**YOUR TASK:**
Answer with nothing except the number of lines that contain the word "ALVENARIA".

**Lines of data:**
<<<<

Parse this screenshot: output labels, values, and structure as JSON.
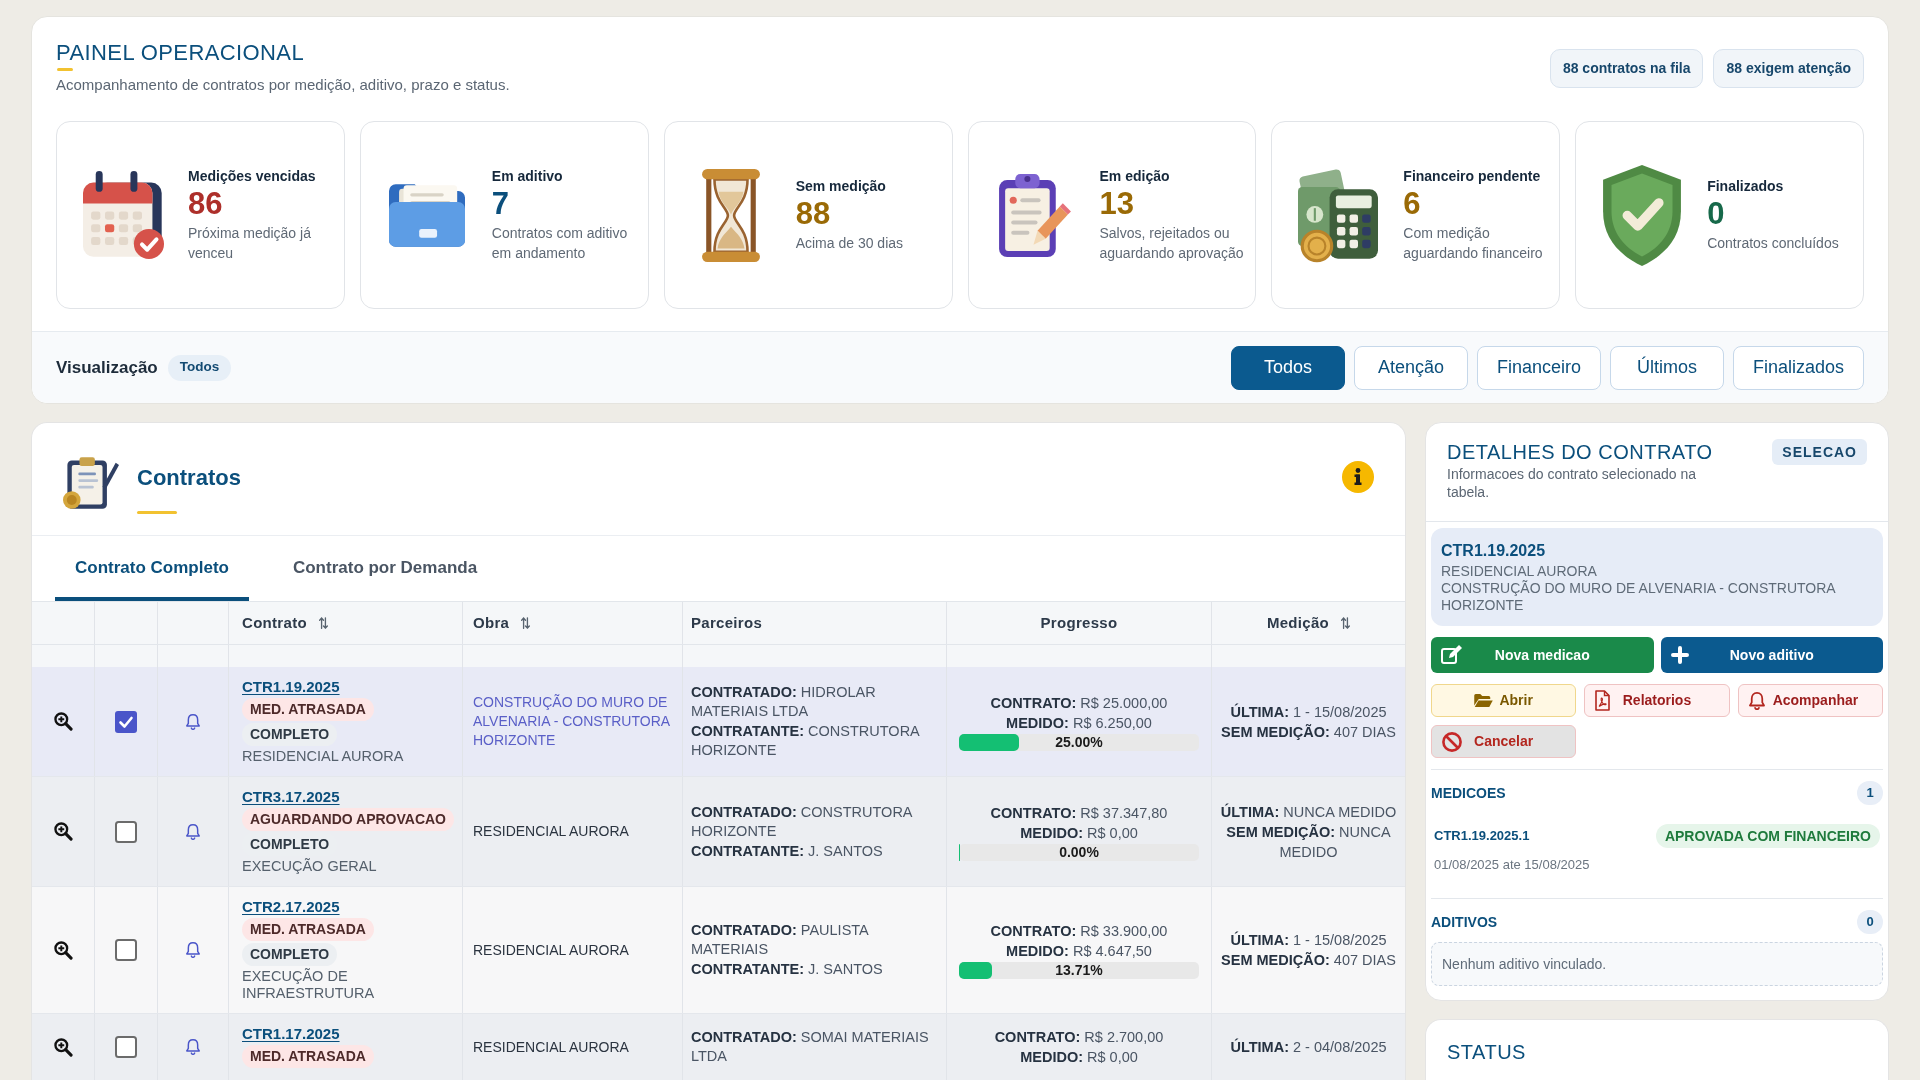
{
  "header": {
    "title": "PAINEL OPERACIONAL",
    "subtitle": "Acompanhamento de contratos por medição, aditivo, prazo e status.",
    "badges": [
      "88 contratos na fila",
      "88 exigem atenção"
    ]
  },
  "stats": [
    {
      "kind": "overdue",
      "title": "Medições vencidas",
      "value": "86",
      "color": "#ad2f2a",
      "description": "Próxima medição já venceu"
    },
    {
      "kind": "amendment",
      "title": "Em aditivo",
      "value": "7",
      "color": "#0b4f7c",
      "description": "Contratos com aditivo em andamento"
    },
    {
      "kind": "unmeasured",
      "title": "Sem medição",
      "value": "88",
      "color": "#9a6a06",
      "description": "Acima de 30 dias"
    },
    {
      "kind": "editing",
      "title": "Em edição",
      "value": "13",
      "color": "#9a6a06",
      "description": "Salvos, rejeitados ou aguardando aprovação"
    },
    {
      "kind": "finance",
      "title": "Financeiro pendente",
      "value": "6",
      "color": "#9a6a06",
      "description": "Com medição aguardando financeiro"
    },
    {
      "kind": "done",
      "title": "Finalizados",
      "value": "0",
      "color": "#17694a",
      "description": "Contratos concluídos"
    }
  ],
  "view_bar": {
    "label": "Visualização",
    "current": "Todos",
    "filters": [
      {
        "label": "Todos",
        "selected": true
      },
      {
        "label": "Atenção",
        "selected": false
      },
      {
        "label": "Financeiro",
        "selected": false
      },
      {
        "label": "Últimos",
        "selected": false
      },
      {
        "label": "Finalizados",
        "selected": false
      }
    ]
  },
  "contracts": {
    "title": "Contratos",
    "tabs": [
      {
        "label": "Contrato Completo",
        "selected": true
      },
      {
        "label": "Contrato por Demanda",
        "selected": false
      }
    ],
    "columns": [
      {
        "label": "Contrato",
        "sortable": true
      },
      {
        "label": "Obra",
        "sortable": true
      },
      {
        "label": "Parceiros",
        "sortable": false
      },
      {
        "label": "Progresso",
        "sortable": false
      },
      {
        "label": "Medição",
        "sortable": true
      }
    ],
    "rows": [
      {
        "selected": true,
        "checked": true,
        "code": "CTR1.19.2025",
        "tags": [
          {
            "kind": "alert",
            "text": "MED. ATRASADA"
          },
          {
            "kind": "type",
            "text": "COMPLETO"
          }
        ],
        "project": "RESIDENCIAL AURORA",
        "obra": "CONSTRUÇÃO DO MURO DE ALVENARIA - CONSTRUTORA HORIZONTE",
        "partners": [
          "**CONTRATADO:** HIDROLAR MATERIAIS LTDA",
          "**CONTRATANTE:** CONSTRUTORA HORIZONTE"
        ],
        "amounts": [
          "**CONTRATO:** R$ 25.000,00",
          "**MEDIDO:** R$ 6.250,00"
        ],
        "progress": {
          "level": 0.25,
          "reading": "25.00%"
        },
        "measurement": [
          "**ÚLTIMA:** 1 - 15/08/2025",
          "**SEM MEDIÇÃO:** 407 DIAS"
        ]
      },
      {
        "selected": false,
        "checked": false,
        "code": "CTR3.17.2025",
        "tags": [
          {
            "kind": "alert",
            "text": "AGUARDANDO APROVACAO"
          },
          {
            "kind": "type",
            "text": "COMPLETO"
          }
        ],
        "project": "EXECUÇÃO GERAL",
        "obra": "RESIDENCIAL AURORA",
        "partners": [
          "**CONTRATADO:** CONSTRUTORA HORIZONTE",
          "**CONTRATANTE:** J. SANTOS"
        ],
        "amounts": [
          "**CONTRATO:** R$ 37.347,80",
          "**MEDIDO:** R$ 0,00"
        ],
        "progress": {
          "level": 0,
          "reading": "0.00%"
        },
        "measurement": [
          "**ÚLTIMA:** NUNCA MEDIDO",
          "**SEM MEDIÇÃO:** NUNCA MEDIDO"
        ]
      },
      {
        "selected": false,
        "checked": false,
        "code": "CTR2.17.2025",
        "tags": [
          {
            "kind": "alert",
            "text": "MED. ATRASADA"
          },
          {
            "kind": "type",
            "text": "COMPLETO"
          }
        ],
        "project": "EXECUÇÃO DE INFRAESTRUTURA",
        "obra": "RESIDENCIAL AURORA",
        "partners": [
          "**CONTRATADO:** PAULISTA MATERIAIS",
          "**CONTRATANTE:** J. SANTOS"
        ],
        "amounts": [
          "**CONTRATO:** R$ 33.900,00",
          "**MEDIDO:** R$ 4.647,50"
        ],
        "progress": {
          "level": 0.1371,
          "reading": "13.71%"
        },
        "measurement": [
          "**ÚLTIMA:** 1 - 15/08/2025",
          "**SEM MEDIÇÃO:** 407 DIAS"
        ]
      },
      {
        "selected": false,
        "checked": false,
        "code": "CTR1.17.2025",
        "tags": [
          {
            "kind": "alert",
            "text": "MED. ATRASADA"
          }
        ],
        "obra": "RESIDENCIAL AURORA",
        "partners": [
          "**CONTRATADO:** SOMAI MATERIAIS LTDA"
        ],
        "amounts": [
          "**CONTRATO:** R$ 2.700,00",
          "**MEDIDO:** R$ 0,00"
        ],
        "measurement": [
          "**ÚLTIMA:** 2 - 04/08/2025"
        ]
      }
    ]
  },
  "details": {
    "title": "DETALHES DO CONTRATO",
    "badge": "SELECAO",
    "subtitle": "Informacoes do contrato selecionado na tabela.",
    "contract": {
      "code": "CTR1.19.2025",
      "project": "RESIDENCIAL AURORA",
      "description": "CONSTRUÇÃO DO MURO DE ALVENARIA - CONSTRUTORA HORIZONTE"
    },
    "actions": [
      {
        "kind": "measure",
        "label": "Nova medicao"
      },
      {
        "kind": "amend",
        "label": "Novo aditivo"
      },
      {
        "kind": "open",
        "label": "Abrir"
      },
      {
        "kind": "report",
        "label": "Relatorios"
      },
      {
        "kind": "follow",
        "label": "Acompanhar"
      },
      {
        "kind": "cancel",
        "label": "Cancelar"
      }
    ],
    "measurements": {
      "title": "MEDICOES",
      "count": "1",
      "items": [
        {
          "code": "CTR1.19.2025.1",
          "status": "APROVADA COM FINANCEIRO",
          "period": "01/08/2025 ate 15/08/2025"
        }
      ]
    },
    "amendments": {
      "title": "ADITIVOS",
      "count": "0",
      "empty": "Nenhum aditivo vinculado."
    }
  },
  "status_card": {
    "title": "STATUS"
  }
}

>>>>

**TASK OUTPUT:**
2